(Stored data entries)
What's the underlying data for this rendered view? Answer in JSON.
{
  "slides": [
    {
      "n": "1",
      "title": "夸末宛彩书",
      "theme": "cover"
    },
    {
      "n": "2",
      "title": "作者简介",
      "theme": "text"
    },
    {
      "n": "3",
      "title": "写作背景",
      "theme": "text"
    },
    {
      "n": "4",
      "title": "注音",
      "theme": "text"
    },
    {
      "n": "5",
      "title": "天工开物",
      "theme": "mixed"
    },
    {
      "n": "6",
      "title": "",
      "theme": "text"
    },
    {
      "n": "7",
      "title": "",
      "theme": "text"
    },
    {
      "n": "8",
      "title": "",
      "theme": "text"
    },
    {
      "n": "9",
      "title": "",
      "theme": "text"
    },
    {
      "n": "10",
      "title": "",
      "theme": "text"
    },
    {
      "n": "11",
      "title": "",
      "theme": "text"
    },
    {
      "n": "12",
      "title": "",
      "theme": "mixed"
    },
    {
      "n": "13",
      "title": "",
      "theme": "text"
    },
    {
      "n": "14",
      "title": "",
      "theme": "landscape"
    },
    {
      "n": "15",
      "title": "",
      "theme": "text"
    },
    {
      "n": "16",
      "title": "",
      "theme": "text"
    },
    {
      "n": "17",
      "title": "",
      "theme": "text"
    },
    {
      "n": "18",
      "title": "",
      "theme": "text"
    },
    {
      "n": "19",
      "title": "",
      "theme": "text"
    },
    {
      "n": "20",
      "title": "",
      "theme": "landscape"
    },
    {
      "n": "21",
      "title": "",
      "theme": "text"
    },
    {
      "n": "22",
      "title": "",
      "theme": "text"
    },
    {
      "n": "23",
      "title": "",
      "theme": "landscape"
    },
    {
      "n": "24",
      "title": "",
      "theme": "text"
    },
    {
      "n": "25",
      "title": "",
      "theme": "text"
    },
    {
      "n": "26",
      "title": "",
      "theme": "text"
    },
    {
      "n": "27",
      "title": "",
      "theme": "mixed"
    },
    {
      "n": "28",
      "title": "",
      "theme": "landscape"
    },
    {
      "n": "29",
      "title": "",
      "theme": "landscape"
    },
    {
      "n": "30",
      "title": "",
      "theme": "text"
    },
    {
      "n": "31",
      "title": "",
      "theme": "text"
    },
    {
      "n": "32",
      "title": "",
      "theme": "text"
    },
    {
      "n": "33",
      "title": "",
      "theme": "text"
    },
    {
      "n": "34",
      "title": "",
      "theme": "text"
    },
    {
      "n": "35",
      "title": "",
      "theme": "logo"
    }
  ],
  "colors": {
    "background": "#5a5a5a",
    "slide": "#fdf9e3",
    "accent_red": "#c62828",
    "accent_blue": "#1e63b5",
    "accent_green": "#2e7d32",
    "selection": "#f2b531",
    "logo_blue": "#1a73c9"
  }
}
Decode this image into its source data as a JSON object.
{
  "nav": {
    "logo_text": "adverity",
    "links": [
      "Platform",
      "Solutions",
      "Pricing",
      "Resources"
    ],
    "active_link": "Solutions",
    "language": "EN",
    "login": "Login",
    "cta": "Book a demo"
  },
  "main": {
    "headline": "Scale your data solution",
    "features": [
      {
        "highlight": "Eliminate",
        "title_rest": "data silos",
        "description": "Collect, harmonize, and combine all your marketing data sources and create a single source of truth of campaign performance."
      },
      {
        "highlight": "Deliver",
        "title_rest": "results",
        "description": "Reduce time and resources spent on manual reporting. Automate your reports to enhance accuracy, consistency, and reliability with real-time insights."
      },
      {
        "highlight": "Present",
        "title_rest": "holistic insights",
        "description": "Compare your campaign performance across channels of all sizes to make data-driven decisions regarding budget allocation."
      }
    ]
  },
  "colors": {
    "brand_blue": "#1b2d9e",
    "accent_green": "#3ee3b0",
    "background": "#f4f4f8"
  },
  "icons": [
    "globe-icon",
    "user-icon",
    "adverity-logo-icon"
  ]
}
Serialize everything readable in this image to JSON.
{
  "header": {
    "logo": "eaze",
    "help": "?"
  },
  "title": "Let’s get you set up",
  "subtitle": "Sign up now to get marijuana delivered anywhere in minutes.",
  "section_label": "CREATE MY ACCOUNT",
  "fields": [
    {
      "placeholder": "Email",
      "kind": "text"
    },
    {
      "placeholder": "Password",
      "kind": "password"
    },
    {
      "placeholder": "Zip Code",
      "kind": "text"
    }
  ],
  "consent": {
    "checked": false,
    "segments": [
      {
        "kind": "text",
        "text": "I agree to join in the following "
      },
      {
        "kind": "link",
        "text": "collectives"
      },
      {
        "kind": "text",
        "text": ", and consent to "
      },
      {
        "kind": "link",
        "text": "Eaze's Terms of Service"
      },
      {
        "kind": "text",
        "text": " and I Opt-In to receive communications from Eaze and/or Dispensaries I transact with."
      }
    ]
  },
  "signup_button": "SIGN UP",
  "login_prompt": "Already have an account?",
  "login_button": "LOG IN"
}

TASK TO COMPLETE -> Each line of the material above must be retyped precisely.

RESPONSE TO THIS EXERCISE ->
What's the underlying data for this rendered view? Answer in JSON.
{
  "slides": [
    {
      "n": "1",
      "title": "夸末宛彩书",
      "theme": "cover"
    },
    {
      "n": "2",
      "title": "作者简介",
      "theme": "text"
    },
    {
      "n": "3",
      "title": "写作背景",
      "theme": "text"
    },
    {
      "n": "4",
      "title": "注音",
      "theme": "text"
    },
    {
      "n": "5",
      "title": "天工开物",
      "theme": "mixed"
    },
    {
      "n": "6",
      "title": "",
      "theme": "text"
    },
    {
      "n": "7",
      "title": "",
      "theme": "text"
    },
    {
      "n": "8",
      "title": "",
      "theme": "text"
    },
    {
      "n": "9",
      "title": "",
      "theme": "text"
    },
    {
      "n": "10",
      "title": "",
      "theme": "text"
    },
    {
      "n": "11",
      "title": "",
      "theme": "text"
    },
    {
      "n": "12",
      "title": "",
      "theme": "mixed"
    },
    {
      "n": "13",
      "title": "",
      "theme": "text"
    },
    {
      "n": "14",
      "title": "",
      "theme": "landscape"
    },
    {
      "n": "15",
      "title": "",
      "theme": "text"
    },
    {
      "n": "16",
      "title": "",
      "theme": "text"
    },
    {
      "n": "17",
      "title": "",
      "theme": "text"
    },
    {
      "n": "18",
      "title": "",
      "theme": "text"
    },
    {
      "n": "19",
      "title": "",
      "theme": "text"
    },
    {
      "n": "20",
      "title": "",
      "theme": "landscape"
    },
    {
      "n": "21",
      "title": "",
      "theme": "text"
    },
    {
      "n": "22",
      "title": "",
      "theme": "text"
    },
    {
      "n": "23",
      "title": "",
      "theme": "landscape"
    },
    {
      "n": "24",
      "title": "",
      "theme": "text"
    },
    {
      "n": "25",
      "title": "",
      "theme": "text"
    },
    {
      "n": "26",
      "title": "",
      "theme": "text"
    },
    {
      "n": "27",
      "title": "",
      "theme": "mixed"
    },
    {
      "n": "28",
      "title": "",
      "theme": "landscape"
    },
    {
      "n": "29",
      "title": "",
      "theme": "landscape"
    },
    {
      "n": "30",
      "title": "",
      "theme": "text"
    },
    {
      "n": "31",
      "title": "",
      "theme": "text"
    },
    {
      "n": "32",
      "title": "",
      "theme": "text"
    },
    {
      "n": "33",
      "title": "",
      "theme": "text"
    },
    {
      "n": "34",
      "title": "",
      "theme": "text"
    },
    {
      "n": "35",
      "title": "",
      "theme": "logo"
    }
  ],
  "colors": {
    "background": "#5a5a5a",
    "slide": "#fdf9e3",
    "accent_red": "#c62828",
    "accent_blue": "#1e63b5",
    "accent_green": "#2e7d32",
    "selection": "#f2b531",
    "logo_blue": "#1a73c9"
  }
}
Decode this image into its source data as a JSON object.
{
  "nav": {
    "logo_text": "adverity",
    "links": [
      "Platform",
      "Solutions",
      "Pricing",
      "Resources"
    ],
    "active_link": "Solutions",
    "language": "EN",
    "login": "Login",
    "cta": "Book a demo"
  },
  "main": {
    "headline": "Scale your data solution",
    "features": [
      {
        "highlight": "Eliminate",
        "title_rest": "data silos",
        "description": "Collect, harmonize, and combine all your marketing data sources and create a single source of truth of campaign performance."
      },
      {
        "highlight": "Deliver",
        "title_rest": "results",
        "description": "Reduce time and resources spent on manual reporting. Automate your reports to enhance accuracy, consistency, and reliability with real-time insights."
      },
      {
        "highlight": "Present",
        "title_rest": "holistic insights",
        "description": "Compare your campaign performance across channels of all sizes to make data-driven decisions regarding budget allocation."
      }
    ]
  },
  "colors": {
    "brand_blue": "#1b2d9e",
    "accent_green": "#3ee3b0",
    "background": "#f4f4f8"
  },
  "icons": [
    "globe-icon",
    "user-icon",
    "adverity-logo-icon"
  ]
}
Serialize everything readable in this image to JSON.
{
  "header": {
    "logo": "eaze",
    "help": "?"
  },
  "title": "Let’s get you set up",
  "subtitle": "Sign up now to get marijuana delivered anywhere in minutes.",
  "section_label": "CREATE MY ACCOUNT",
  "fields": [
    {
      "placeholder": "Email",
      "kind": "text"
    },
    {
      "placeholder": "Password",
      "kind": "password"
    },
    {
      "placeholder": "Zip Code",
      "kind": "text"
    }
  ],
  "consent": {
    "checked": false,
    "segments": [
      {
        "kind": "text",
        "text": "I agree to join in the following "
      },
      {
        "kind": "link",
        "text": "collectives"
      },
      {
        "kind": "text",
        "text": ", and consent to "
      },
      {
        "kind": "link",
        "text": "Eaze's Terms of Service"
      },
      {
        "kind": "text",
        "text": " and I Opt-In to receive communications from Eaze and/or Dispensaries I transact with."
      }
    ]
  },
  "signup_button": "SIGN UP",
  "login_prompt": "Already have an account?",
  "login_button": "LOG IN"
}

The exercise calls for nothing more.